CHALLENGE: Present the data from the first line up to and including the line containing "legend-marker-0.025 xyxy=(2102,218,2147,262)" as a Markdown table with the columns Row and Line. Number each line in Row, and leave out any blank lines.

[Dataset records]
****

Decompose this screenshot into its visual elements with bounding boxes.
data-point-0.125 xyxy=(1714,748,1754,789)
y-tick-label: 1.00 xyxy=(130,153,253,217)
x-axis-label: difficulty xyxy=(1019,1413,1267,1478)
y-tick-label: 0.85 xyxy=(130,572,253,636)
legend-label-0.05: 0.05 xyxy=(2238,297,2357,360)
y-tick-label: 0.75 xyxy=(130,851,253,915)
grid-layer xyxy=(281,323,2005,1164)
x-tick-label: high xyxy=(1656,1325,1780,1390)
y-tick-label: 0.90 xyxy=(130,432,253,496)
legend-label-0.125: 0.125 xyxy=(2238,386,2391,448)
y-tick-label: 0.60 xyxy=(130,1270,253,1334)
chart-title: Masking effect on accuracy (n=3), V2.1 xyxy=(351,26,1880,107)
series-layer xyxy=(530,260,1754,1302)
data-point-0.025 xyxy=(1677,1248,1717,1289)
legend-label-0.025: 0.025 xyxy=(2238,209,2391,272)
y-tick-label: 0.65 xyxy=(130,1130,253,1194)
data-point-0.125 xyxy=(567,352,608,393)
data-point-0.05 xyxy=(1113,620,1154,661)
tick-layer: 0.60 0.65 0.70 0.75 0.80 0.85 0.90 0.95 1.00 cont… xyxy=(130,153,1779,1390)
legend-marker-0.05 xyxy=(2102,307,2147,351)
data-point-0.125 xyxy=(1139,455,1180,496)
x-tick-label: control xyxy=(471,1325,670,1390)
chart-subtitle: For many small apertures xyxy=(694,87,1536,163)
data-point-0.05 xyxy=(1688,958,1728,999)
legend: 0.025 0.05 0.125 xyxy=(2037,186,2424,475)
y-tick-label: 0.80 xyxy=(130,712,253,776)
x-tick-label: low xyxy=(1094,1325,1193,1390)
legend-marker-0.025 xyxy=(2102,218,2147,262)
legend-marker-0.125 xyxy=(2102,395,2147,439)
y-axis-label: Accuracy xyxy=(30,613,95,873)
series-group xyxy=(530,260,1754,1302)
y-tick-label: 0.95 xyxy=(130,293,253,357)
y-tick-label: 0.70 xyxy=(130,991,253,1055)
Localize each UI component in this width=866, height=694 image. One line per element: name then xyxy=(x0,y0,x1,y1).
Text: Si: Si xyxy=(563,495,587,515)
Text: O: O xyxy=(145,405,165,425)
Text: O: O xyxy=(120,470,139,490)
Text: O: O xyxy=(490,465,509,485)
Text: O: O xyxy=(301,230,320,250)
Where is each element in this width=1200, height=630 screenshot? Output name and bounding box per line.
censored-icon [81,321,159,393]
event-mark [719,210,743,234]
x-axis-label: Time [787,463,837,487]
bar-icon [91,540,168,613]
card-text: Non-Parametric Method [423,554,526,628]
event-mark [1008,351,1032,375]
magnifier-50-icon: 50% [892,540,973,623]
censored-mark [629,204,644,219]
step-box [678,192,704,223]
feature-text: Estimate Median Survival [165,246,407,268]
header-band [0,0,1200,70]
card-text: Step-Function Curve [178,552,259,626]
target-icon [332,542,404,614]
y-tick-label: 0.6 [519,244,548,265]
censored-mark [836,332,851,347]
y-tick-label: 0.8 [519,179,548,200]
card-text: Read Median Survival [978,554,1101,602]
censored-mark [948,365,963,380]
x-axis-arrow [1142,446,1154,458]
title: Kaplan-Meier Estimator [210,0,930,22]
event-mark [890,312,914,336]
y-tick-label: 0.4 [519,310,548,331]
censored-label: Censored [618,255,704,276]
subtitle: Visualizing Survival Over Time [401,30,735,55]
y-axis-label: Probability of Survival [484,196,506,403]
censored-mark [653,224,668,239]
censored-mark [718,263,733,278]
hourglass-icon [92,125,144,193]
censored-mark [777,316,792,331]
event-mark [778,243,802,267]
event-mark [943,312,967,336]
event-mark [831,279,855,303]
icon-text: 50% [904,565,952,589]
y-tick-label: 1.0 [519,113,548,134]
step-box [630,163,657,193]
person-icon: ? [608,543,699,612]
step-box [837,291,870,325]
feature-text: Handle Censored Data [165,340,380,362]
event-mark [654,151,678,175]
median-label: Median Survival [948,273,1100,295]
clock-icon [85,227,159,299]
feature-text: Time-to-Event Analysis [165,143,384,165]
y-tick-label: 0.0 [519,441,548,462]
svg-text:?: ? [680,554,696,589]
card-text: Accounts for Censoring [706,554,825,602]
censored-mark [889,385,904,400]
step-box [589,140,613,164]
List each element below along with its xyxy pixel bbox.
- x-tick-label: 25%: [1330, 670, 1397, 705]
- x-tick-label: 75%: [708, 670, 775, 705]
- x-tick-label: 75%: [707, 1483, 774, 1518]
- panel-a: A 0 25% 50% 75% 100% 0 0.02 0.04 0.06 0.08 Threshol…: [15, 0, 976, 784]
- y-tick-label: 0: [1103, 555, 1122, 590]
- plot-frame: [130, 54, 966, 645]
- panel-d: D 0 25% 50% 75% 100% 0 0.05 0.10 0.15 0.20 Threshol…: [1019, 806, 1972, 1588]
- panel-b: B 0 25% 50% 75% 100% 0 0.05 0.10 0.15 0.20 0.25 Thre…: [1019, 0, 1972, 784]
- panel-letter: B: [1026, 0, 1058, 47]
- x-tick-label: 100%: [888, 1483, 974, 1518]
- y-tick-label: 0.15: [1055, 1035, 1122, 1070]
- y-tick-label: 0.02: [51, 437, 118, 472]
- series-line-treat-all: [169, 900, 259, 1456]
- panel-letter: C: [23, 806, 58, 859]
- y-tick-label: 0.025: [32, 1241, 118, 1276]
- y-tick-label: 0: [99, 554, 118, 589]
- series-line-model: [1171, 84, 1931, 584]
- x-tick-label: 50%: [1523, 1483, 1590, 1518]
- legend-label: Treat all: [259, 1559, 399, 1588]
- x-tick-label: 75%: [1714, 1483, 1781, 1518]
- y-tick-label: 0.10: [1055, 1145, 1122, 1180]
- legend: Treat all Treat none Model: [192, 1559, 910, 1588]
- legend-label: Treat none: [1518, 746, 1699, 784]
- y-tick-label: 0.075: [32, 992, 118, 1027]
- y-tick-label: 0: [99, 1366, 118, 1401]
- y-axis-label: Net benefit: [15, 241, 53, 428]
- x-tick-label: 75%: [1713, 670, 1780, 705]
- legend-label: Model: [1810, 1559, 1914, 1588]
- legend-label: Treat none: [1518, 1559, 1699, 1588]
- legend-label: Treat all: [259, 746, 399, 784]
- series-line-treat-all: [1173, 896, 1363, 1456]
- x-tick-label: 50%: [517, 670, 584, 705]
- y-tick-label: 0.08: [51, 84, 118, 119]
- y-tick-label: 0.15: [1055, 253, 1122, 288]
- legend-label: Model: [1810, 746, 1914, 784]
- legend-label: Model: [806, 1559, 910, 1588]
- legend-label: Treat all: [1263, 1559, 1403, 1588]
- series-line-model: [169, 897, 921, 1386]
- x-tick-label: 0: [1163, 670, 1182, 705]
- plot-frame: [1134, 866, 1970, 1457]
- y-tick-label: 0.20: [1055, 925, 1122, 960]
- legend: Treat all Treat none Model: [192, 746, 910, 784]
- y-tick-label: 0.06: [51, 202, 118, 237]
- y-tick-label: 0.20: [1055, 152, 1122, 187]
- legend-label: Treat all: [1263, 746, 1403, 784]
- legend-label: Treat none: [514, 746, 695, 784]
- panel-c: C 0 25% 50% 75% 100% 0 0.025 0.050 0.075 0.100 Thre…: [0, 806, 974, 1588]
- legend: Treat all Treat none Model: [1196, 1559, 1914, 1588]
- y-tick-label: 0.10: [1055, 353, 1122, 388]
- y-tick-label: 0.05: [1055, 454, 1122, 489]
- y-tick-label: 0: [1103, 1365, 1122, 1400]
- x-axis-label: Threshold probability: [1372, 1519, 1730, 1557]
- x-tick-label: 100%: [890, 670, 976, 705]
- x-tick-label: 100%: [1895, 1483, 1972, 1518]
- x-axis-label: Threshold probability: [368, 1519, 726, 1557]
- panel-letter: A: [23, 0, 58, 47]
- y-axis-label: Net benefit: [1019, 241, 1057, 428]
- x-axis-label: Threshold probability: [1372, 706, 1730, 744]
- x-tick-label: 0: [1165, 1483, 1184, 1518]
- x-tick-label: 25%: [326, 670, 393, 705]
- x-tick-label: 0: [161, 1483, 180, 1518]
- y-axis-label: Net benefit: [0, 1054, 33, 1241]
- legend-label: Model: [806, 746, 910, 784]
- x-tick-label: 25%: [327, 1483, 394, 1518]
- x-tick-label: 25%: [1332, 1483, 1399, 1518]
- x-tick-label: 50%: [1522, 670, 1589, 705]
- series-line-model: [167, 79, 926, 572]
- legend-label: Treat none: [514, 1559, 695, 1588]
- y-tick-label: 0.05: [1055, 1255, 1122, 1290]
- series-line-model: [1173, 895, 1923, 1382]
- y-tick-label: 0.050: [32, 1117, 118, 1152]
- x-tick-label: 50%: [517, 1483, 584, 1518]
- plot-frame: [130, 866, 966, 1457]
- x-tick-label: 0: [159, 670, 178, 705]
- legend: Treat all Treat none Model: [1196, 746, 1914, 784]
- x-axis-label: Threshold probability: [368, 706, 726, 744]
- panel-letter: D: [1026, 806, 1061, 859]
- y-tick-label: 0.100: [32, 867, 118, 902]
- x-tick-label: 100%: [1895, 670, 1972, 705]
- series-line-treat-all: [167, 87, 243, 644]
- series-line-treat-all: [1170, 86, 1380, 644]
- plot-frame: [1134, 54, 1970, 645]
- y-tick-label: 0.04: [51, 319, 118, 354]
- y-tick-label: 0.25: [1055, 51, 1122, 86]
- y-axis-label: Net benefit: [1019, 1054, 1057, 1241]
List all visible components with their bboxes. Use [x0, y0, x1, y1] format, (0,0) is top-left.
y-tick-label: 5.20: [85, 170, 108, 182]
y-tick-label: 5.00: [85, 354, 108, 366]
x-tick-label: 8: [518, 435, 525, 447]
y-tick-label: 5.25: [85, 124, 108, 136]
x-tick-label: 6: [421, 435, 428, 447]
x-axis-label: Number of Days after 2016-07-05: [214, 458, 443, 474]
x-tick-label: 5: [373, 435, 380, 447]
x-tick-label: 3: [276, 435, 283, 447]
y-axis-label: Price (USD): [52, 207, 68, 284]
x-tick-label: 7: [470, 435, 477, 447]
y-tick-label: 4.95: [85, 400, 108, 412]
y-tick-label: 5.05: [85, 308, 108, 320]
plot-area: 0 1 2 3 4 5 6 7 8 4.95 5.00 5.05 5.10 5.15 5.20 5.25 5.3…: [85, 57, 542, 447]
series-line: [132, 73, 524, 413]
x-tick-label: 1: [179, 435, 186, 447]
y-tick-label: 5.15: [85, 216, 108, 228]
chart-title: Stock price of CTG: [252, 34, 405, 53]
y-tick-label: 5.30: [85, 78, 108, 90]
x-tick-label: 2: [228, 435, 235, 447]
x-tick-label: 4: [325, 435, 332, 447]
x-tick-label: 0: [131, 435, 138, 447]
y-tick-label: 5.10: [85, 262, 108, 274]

****

FINAL RESULT:
| Row | Line |
|---|---|
| 1 | Decompose this screenshot into its visual elements with bounding boxes. |
| 2 | data-point-0.125 xyxy=(1714,748,1754,789) |
| 3 | y-tick-label: 1.00 xyxy=(130,153,253,217) |
| 4 | x-axis-label: difficulty xyxy=(1019,1413,1267,1478) |
| 5 | y-tick-label: 0.85 xyxy=(130,572,253,636) |
| 6 | legend-label-0.05: 0.05 xyxy=(2238,297,2357,360) |
| 7 | y-tick-label: 0.75 xyxy=(130,851,253,915) |
| 8 | grid-layer xyxy=(281,323,2005,1164) |
| 9 | x-tick-label: high xyxy=(1656,1325,1780,1390) |
| 10 | y-tick-label: 0.90 xyxy=(130,432,253,496) |
| 11 | legend-label-0.125: 0.125 xyxy=(2238,386,2391,448) |
| 12 | y-tick-label: 0.60 xyxy=(130,1270,253,1334) |
| 13 | chart-title: Masking effect on accuracy (n=3), V2.1 xyxy=(351,26,1880,107) |
| 14 | series-layer xyxy=(530,260,1754,1302) |
| 15 | data-point-0.025 xyxy=(1677,1248,1717,1289) |
| 16 | legend-label-0.025: 0.025 xyxy=(2238,209,2391,272) |
| 17 | y-tick-label: 0.65 xyxy=(130,1130,253,1194) |
| 18 | data-point-0.125 xyxy=(567,352,608,393) |
| 19 | data-point-0.05 xyxy=(1113,620,1154,661) |
| 20 | tick-layer: 0.60 0.65 0.70 0.75 0.80 0.85 0.90 0.95 1.00 cont… xyxy=(130,153,1779,1390) |
| 21 | legend-marker-0.05 xyxy=(2102,307,2147,351) |
| 22 | data-point-0.125 xyxy=(1139,455,1180,496) |
| 23 | x-tick-label: control xyxy=(471,1325,670,1390) |
| 24 | chart-subtitle: For many small apertures xyxy=(694,87,1536,163) |
| 25 | data-point-0.05 xyxy=(1688,958,1728,999) |
| 26 | legend: 0.025 0.05 0.125 xyxy=(2037,186,2424,475) |
| 27 | y-tick-label: 0.80 xyxy=(130,712,253,776) |
| 28 | x-tick-label: low xyxy=(1094,1325,1193,1390) |
| 29 | legend-marker-0.025 xyxy=(2102,218,2147,262) |